**INSTRUCTION**
Exactly as they appear, output all of the entries.

** BEGIN DATASET **

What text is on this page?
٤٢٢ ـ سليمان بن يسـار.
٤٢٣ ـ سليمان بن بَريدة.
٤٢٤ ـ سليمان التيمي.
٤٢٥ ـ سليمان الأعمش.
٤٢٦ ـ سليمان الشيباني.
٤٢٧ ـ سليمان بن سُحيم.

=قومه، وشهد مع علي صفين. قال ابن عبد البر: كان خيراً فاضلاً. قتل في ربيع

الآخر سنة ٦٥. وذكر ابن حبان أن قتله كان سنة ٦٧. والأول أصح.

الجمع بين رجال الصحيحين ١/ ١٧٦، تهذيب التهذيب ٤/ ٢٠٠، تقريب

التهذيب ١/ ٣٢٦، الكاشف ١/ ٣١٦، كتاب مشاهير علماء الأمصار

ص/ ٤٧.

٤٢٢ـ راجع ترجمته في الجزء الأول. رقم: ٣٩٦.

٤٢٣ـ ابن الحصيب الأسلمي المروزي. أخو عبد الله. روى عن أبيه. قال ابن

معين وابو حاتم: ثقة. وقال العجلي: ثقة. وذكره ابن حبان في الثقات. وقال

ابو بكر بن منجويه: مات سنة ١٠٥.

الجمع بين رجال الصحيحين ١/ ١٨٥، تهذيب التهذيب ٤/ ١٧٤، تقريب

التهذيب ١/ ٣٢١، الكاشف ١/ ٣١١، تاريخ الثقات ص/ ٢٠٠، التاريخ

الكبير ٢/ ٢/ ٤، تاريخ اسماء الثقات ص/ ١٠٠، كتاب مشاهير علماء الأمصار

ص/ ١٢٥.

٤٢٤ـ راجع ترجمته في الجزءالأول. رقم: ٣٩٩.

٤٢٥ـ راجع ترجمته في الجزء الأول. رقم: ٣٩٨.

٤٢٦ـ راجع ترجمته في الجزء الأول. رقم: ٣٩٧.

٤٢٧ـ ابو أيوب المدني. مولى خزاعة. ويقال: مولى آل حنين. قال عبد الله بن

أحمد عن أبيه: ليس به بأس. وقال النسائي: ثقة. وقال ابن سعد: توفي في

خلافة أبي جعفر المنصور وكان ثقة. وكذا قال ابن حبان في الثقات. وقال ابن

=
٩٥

** END DATASET **

**REPLY TO THE EXERCISE**
What text is on this page?
٤٢٢ ـ سليمان بن يسـار.
٤٢٣ ـ سليمان بن بَريدة.
٤٢٤ ـ سليمان التيمي.
٤٢٥ ـ سليمان الأعمش.
٤٢٦ ـ سليمان الشيباني.
٤٢٧ ـ سليمان بن سُحيم.

=قومه، وشهد مع علي صفين. قال ابن عبد البر: كان خيراً فاضلاً. قتل في ربيع

الآخر سنة ٦٥. وذكر ابن حبان أن قتله كان سنة ٦٧. والأول أصح.

الجمع بين رجال الصحيحين ١/ ١٧٦، تهذيب التهذيب ٤/ ٢٠٠، تقريب

التهذيب ١/ ٣٢٦، الكاشف ١/ ٣١٦، كتاب مشاهير علماء الأمصار

ص/ ٤٧.

٤٢٢ـ راجع ترجمته في الجزء الأول. رقم: ٣٩٦.

٤٢٣ـ ابن الحصيب الأسلمي المروزي. أخو عبد الله. روى عن أبيه. قال ابن

معين وابو حاتم: ثقة. وقال العجلي: ثقة. وذكره ابن حبان في الثقات. وقال

ابو بكر بن منجويه: مات سنة ١٠٥.

الجمع بين رجال الصحيحين ١/ ١٨٥، تهذيب التهذيب ٤/ ١٧٤، تقريب

التهذيب ١/ ٣٢١، الكاشف ١/ ٣١١، تاريخ الثقات ص/ ٢٠٠، التاريخ

الكبير ٢/ ٢/ ٤، تاريخ اسماء الثقات ص/ ١٠٠، كتاب مشاهير علماء الأمصار

ص/ ١٢٥.

٤٢٤ـ راجع ترجمته في الجزءالأول. رقم: ٣٩٩.

٤٢٥ـ راجع ترجمته في الجزء الأول. رقم: ٣٩٨.

٤٢٦ـ راجع ترجمته في الجزء الأول. رقم: ٣٩٧.

٤٢٧ـ ابو أيوب المدني. مولى خزاعة. ويقال: مولى آل حنين. قال عبد الله بن

أحمد عن أبيه: ليس به بأس. وقال النسائي: ثقة. وقال ابن سعد: توفي في

خلافة أبي جعفر المنصور وكان ثقة. وكذا قال ابن حبان في الثقات. وقال ابن

=
٩٥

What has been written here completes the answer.